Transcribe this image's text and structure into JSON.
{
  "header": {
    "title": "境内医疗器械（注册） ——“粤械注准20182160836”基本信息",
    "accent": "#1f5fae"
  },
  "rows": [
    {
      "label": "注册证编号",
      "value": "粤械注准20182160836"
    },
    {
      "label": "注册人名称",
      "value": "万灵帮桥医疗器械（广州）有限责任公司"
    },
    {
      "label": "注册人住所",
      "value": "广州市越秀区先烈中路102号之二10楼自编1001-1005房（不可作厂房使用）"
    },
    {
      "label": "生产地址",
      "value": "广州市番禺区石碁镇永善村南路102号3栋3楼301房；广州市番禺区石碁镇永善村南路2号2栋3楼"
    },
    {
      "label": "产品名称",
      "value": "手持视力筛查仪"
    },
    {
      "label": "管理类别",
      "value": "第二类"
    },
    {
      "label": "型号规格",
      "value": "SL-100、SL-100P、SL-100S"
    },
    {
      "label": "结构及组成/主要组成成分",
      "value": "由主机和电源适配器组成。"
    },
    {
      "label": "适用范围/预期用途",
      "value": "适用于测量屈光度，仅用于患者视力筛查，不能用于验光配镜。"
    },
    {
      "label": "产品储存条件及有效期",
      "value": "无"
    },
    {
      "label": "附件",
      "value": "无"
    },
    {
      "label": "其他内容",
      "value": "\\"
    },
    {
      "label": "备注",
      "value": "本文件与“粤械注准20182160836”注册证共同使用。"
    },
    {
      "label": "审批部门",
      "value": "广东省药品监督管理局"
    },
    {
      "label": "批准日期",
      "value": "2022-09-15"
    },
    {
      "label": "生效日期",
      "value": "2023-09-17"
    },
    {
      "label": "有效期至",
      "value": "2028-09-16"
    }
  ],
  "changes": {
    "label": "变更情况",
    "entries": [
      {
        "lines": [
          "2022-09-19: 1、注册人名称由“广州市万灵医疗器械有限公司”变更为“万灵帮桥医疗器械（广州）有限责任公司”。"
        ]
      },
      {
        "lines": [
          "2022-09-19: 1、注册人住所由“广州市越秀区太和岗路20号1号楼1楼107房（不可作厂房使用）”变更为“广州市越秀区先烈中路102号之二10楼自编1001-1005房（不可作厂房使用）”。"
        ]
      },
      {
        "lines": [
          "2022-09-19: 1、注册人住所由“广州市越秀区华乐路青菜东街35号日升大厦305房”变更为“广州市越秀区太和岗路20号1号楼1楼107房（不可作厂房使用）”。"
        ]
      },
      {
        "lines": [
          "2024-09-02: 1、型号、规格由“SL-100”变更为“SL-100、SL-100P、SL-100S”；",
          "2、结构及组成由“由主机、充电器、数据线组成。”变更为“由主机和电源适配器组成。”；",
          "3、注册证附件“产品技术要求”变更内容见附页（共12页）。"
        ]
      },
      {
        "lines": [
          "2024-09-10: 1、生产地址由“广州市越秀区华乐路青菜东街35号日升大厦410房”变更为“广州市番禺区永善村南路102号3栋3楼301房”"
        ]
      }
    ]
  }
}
○ ○ ○ ○
■ Request
Search the lines above for the string "有限责任公司", then show every one that has it.

■ Task result
      "value": "万灵帮桥医疗器械（广州）有限责任公司"
          "2022-09-19: 1、注册人名称由“广州市万灵医疗器械有限公司”变更为“万灵帮桥医疗器械（广州）有限责任公司”。"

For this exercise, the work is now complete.